§ Given problem
Can you return every line in the items below that contains the string "outline"? Case counts.

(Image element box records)
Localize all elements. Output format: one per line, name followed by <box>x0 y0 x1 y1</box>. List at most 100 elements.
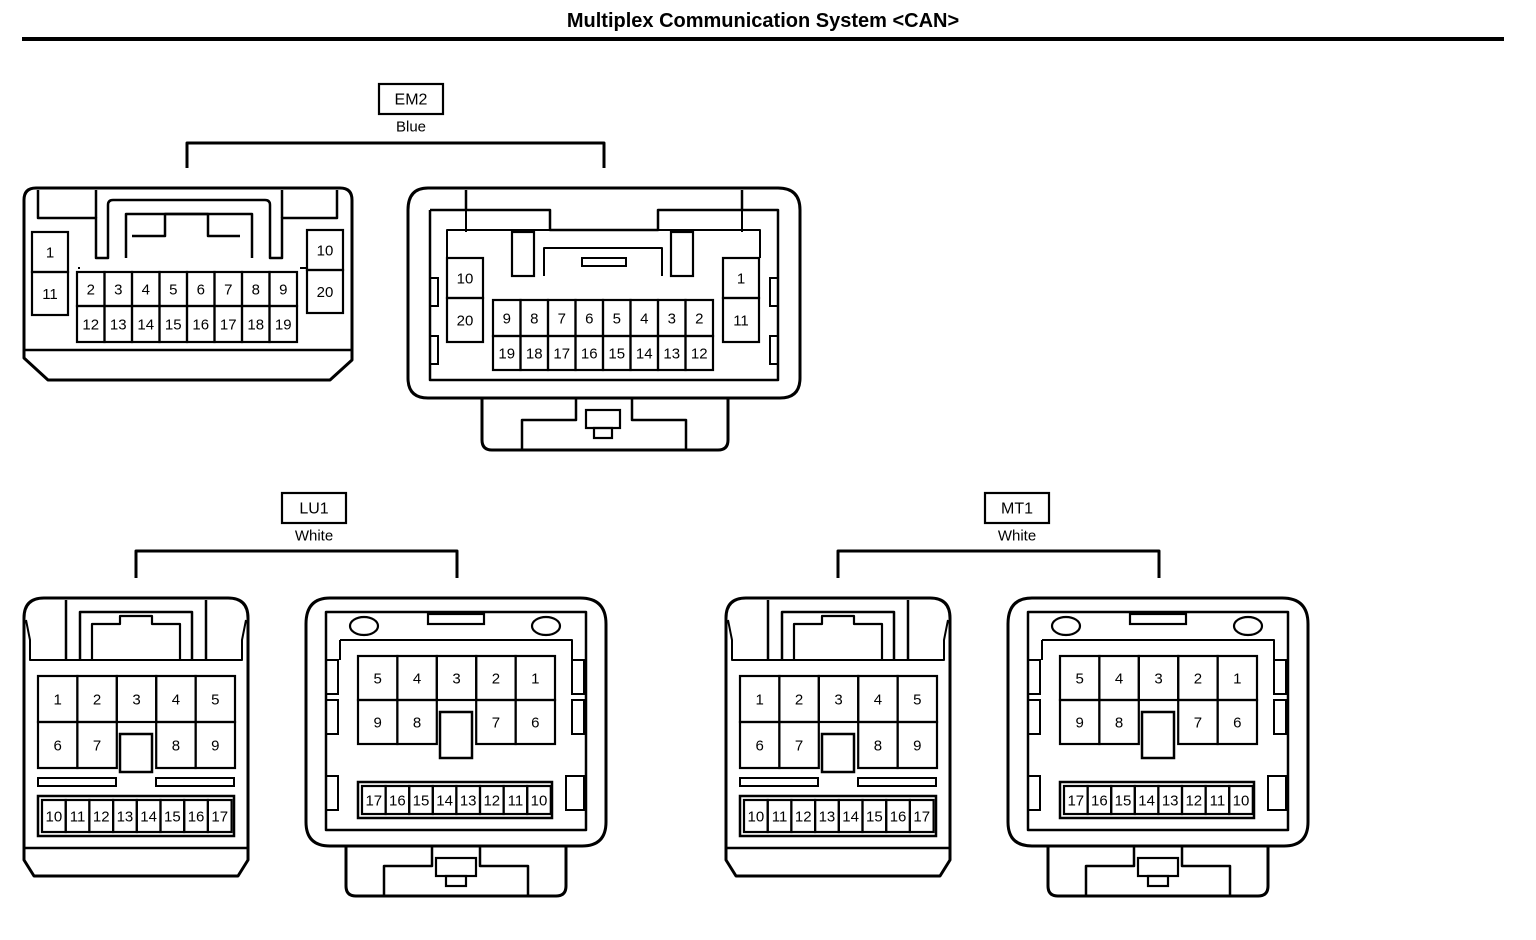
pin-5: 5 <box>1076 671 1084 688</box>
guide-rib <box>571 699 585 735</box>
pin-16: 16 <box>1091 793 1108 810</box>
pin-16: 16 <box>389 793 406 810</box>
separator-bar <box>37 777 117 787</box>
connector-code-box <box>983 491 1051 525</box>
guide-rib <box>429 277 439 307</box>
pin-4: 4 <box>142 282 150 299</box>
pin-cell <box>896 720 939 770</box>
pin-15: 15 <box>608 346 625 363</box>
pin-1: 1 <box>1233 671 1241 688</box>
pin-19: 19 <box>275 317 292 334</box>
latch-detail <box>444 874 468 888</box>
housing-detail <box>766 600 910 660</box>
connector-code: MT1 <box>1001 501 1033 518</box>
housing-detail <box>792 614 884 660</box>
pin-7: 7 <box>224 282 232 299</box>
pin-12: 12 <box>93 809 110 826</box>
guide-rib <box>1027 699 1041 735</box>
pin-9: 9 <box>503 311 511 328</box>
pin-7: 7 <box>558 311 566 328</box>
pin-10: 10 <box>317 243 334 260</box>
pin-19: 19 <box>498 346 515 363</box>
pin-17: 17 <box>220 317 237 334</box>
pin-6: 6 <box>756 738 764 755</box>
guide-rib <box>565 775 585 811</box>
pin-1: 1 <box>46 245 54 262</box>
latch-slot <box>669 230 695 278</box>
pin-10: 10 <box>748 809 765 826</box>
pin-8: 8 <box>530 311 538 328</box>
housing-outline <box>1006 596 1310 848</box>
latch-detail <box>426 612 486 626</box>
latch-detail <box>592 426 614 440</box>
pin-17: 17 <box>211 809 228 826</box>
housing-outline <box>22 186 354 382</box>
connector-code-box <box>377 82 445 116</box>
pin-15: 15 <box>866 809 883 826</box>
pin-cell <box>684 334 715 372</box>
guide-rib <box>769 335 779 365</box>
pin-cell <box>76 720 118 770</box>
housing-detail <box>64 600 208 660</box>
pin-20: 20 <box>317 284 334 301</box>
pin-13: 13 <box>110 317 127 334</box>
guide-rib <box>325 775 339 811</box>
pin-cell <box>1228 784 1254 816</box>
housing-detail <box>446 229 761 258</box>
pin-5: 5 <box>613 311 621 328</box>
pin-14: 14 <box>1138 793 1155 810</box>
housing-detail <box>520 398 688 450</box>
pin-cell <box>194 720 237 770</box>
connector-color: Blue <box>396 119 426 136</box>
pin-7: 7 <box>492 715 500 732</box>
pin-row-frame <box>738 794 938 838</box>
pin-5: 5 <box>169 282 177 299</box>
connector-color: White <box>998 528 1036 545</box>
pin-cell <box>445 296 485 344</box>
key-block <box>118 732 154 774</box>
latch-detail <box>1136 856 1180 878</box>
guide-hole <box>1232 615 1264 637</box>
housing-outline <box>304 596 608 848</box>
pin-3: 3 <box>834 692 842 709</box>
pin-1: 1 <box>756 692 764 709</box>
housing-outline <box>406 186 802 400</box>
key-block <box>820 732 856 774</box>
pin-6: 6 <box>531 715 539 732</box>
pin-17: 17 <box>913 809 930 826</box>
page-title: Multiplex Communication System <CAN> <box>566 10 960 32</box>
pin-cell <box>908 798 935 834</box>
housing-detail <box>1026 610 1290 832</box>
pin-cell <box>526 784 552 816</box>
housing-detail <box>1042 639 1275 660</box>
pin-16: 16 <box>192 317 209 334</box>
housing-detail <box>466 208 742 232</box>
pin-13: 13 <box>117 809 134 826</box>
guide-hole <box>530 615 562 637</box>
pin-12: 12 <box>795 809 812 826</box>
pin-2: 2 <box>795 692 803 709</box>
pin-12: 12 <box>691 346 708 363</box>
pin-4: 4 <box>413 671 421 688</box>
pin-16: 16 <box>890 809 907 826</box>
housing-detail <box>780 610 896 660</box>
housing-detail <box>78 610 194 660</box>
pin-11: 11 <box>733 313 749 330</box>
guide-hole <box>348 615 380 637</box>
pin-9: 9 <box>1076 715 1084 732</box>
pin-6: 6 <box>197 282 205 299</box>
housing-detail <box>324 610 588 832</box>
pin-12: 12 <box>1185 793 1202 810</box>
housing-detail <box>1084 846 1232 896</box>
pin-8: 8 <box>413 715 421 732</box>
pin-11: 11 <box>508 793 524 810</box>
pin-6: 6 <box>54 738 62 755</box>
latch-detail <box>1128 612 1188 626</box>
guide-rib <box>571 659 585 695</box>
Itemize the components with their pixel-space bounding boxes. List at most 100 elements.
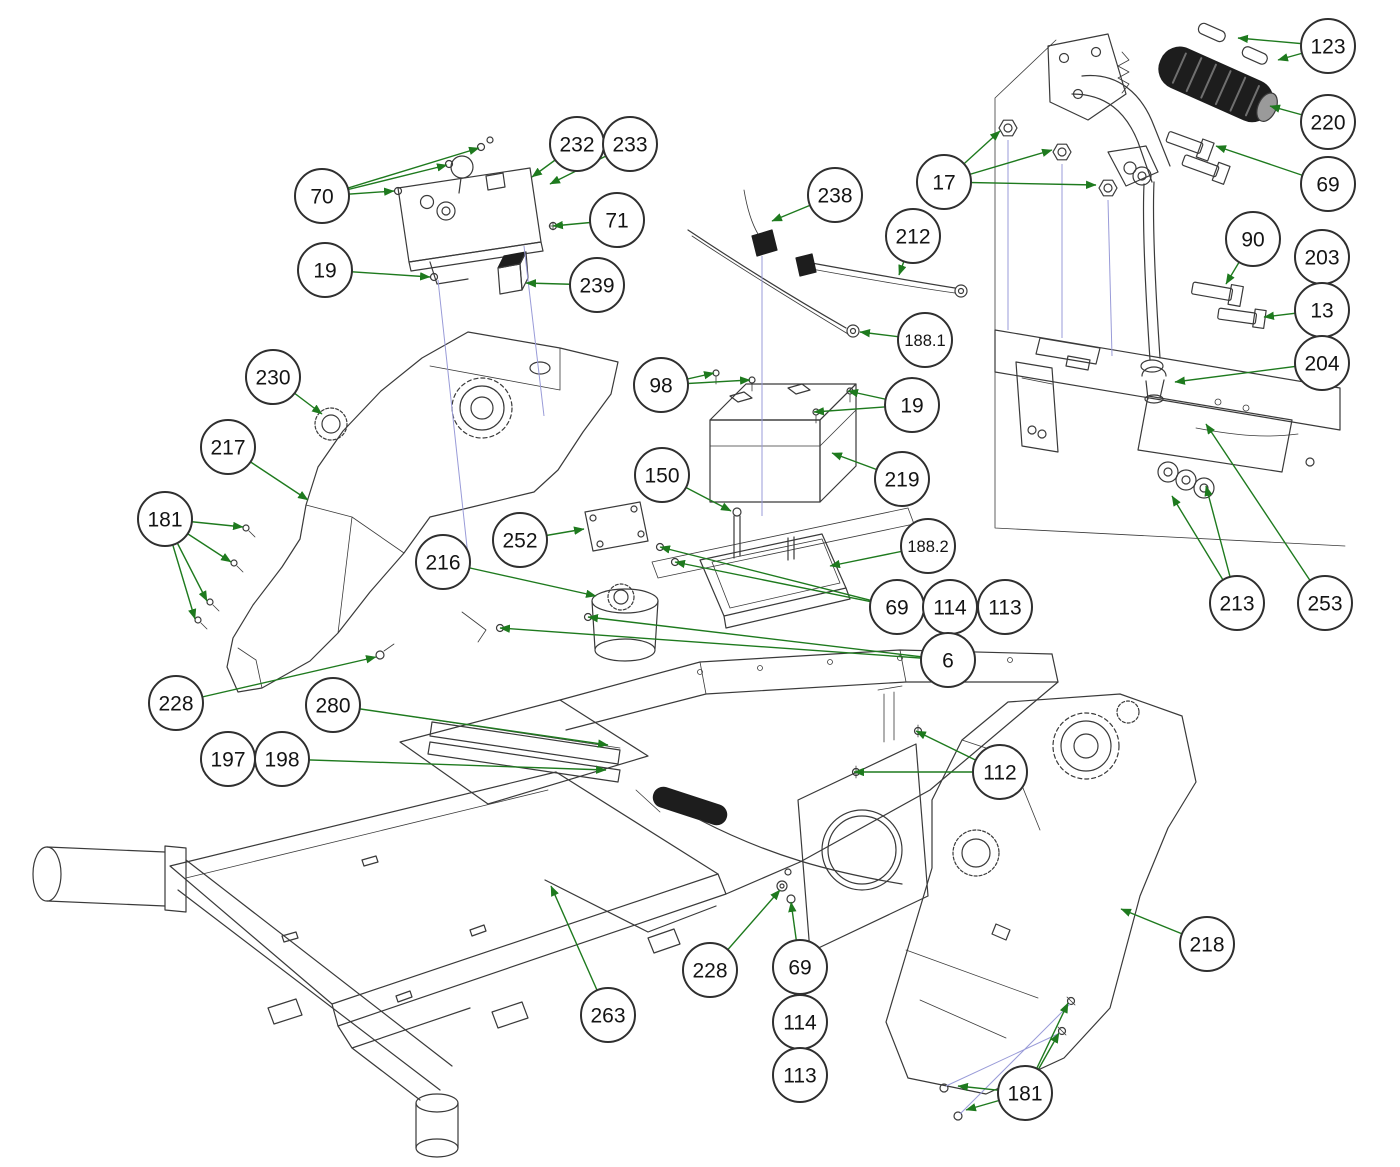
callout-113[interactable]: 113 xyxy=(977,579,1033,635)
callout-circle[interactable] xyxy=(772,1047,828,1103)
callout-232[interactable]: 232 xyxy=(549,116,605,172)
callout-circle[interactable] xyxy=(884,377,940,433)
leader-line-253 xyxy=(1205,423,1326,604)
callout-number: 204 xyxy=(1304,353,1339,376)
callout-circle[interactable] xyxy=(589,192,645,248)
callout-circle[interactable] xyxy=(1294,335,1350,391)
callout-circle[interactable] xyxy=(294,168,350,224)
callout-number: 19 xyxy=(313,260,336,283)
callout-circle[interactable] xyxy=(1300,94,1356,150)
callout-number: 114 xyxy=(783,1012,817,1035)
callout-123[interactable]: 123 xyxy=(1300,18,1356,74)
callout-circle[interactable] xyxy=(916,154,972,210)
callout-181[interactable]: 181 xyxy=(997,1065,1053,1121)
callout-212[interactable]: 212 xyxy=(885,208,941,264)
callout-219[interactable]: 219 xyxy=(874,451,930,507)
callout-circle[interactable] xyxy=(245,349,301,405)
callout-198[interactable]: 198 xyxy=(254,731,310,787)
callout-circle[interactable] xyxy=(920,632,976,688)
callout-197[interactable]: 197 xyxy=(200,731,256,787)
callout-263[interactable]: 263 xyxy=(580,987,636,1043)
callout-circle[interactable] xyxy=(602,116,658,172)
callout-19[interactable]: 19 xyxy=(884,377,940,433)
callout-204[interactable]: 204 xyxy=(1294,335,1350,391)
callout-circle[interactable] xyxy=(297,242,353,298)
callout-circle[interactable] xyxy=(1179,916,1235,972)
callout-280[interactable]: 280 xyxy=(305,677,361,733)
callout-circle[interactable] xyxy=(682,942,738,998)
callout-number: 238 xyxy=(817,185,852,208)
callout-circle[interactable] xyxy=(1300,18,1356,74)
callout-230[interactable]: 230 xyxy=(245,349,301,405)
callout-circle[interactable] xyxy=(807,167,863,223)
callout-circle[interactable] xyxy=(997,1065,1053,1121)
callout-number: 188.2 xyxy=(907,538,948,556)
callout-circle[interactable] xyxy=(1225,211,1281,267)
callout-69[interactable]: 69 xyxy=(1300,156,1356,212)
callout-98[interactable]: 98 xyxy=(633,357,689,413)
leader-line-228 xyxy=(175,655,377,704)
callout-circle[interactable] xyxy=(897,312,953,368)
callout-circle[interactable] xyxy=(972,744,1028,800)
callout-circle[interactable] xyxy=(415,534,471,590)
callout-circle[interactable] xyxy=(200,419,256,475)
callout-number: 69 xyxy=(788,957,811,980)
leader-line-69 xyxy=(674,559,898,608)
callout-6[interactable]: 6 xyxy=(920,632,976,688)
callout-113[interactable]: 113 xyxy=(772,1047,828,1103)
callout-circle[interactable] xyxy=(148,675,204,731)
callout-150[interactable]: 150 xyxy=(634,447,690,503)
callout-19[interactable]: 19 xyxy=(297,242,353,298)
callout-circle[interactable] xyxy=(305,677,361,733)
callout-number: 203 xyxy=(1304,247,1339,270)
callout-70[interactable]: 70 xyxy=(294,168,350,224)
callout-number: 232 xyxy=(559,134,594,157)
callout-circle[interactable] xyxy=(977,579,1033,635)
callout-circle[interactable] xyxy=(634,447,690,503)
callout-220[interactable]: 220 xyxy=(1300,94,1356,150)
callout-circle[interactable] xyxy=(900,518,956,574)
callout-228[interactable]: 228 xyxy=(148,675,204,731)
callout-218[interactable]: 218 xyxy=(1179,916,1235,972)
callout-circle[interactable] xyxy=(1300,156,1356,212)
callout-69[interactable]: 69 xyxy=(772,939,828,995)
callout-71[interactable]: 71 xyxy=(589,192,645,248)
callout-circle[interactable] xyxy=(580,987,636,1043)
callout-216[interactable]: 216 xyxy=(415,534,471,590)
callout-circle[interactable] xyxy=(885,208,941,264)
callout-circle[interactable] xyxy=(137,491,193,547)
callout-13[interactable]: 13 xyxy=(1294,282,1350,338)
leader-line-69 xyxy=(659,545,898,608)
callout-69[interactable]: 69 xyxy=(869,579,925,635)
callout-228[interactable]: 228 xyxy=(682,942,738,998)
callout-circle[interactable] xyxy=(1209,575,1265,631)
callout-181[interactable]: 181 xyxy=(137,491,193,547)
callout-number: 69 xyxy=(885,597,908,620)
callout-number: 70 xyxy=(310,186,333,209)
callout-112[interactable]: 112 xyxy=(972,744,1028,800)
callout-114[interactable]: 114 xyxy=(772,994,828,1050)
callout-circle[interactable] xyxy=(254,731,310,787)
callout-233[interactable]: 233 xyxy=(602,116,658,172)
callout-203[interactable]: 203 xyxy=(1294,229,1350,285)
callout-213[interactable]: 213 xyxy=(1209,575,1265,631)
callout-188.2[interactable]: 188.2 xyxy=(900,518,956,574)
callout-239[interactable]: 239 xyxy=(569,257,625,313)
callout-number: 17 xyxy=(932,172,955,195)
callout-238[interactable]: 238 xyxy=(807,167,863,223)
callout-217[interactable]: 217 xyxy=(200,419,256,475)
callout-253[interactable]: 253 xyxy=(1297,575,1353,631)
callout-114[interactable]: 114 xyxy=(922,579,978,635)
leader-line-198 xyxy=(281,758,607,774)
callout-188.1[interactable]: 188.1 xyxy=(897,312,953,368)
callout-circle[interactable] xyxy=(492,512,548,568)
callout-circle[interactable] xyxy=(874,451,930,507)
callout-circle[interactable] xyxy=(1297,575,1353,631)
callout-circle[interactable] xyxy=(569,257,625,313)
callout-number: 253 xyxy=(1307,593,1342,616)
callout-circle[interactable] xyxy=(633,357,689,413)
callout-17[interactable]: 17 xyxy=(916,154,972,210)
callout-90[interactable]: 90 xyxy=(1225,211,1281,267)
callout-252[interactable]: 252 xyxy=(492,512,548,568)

§ Answer for the task
housing-outline <box>1006 596 1310 848</box>
housing-outline <box>22 186 354 382</box>
housing-outline <box>304 596 608 848</box>
housing-outline <box>406 186 802 400</box>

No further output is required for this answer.